### DATASET RECORDS ###
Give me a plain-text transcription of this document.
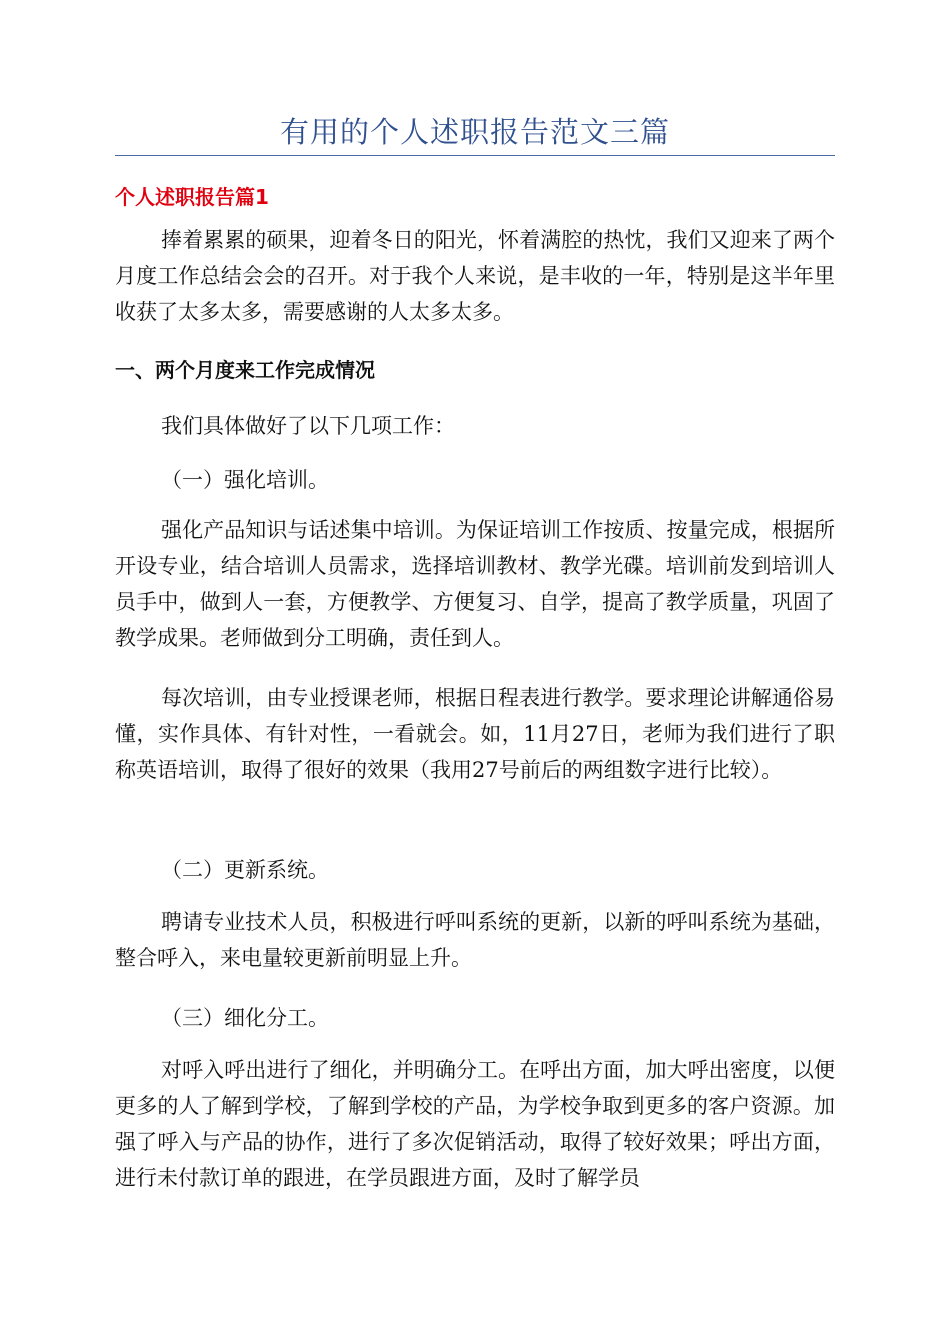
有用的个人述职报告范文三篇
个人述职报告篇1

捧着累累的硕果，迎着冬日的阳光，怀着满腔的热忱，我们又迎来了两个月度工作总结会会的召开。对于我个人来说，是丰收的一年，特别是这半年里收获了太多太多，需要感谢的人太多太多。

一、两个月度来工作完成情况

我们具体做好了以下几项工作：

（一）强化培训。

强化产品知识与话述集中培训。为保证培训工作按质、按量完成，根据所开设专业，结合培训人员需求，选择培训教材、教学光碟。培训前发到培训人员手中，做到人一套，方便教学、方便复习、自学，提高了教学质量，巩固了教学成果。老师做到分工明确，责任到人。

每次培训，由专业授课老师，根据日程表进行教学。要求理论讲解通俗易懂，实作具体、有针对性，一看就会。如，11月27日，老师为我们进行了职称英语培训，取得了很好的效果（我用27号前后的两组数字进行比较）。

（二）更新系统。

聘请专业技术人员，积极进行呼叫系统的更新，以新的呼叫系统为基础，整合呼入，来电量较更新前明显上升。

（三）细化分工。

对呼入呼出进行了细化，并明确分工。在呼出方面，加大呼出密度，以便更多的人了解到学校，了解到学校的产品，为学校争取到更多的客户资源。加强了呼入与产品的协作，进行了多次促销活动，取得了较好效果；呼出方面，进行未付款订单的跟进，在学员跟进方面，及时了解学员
###
### DATASET RECORDS ###
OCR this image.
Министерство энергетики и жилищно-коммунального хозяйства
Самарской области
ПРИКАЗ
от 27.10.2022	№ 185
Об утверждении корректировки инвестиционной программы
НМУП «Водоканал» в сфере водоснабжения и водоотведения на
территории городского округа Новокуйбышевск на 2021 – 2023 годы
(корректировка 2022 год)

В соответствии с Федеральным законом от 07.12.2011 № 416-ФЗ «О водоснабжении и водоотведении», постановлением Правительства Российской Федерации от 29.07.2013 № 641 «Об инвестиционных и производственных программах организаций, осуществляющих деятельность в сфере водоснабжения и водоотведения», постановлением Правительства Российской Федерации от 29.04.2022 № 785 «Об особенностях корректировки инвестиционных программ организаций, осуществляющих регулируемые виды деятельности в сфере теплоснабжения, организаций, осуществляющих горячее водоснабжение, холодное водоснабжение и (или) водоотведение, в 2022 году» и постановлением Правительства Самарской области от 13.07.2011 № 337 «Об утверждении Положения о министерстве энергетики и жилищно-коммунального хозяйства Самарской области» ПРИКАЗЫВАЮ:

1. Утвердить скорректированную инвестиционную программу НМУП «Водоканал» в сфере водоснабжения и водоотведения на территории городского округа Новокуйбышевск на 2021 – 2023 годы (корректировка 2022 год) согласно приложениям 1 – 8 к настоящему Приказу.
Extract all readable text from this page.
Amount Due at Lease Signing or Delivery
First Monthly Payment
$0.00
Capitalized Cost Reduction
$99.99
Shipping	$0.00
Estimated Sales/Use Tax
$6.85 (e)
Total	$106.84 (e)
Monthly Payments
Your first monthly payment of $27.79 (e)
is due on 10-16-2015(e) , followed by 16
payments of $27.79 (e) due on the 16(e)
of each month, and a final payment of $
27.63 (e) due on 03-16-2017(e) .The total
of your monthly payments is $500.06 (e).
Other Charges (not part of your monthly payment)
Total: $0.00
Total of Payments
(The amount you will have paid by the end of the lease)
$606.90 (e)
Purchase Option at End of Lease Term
###
WHAT YOU WILL DO: Go through the material above and copy each line that has the word "округа".

EXERCISE RESPONSE:
территории городского округа Новокуйбышевск на 2021 – 2023 годы
1. Утвердить скорректированную инвестиционную программу НМУП «Водоканал» в сфере водоснабжения и водоотведения на территории городского округа Новокуйбышевск на 2021 – 2023 годы (корректировка 2022 год) согласно приложениям 1 – 8 к настоящему Приказу.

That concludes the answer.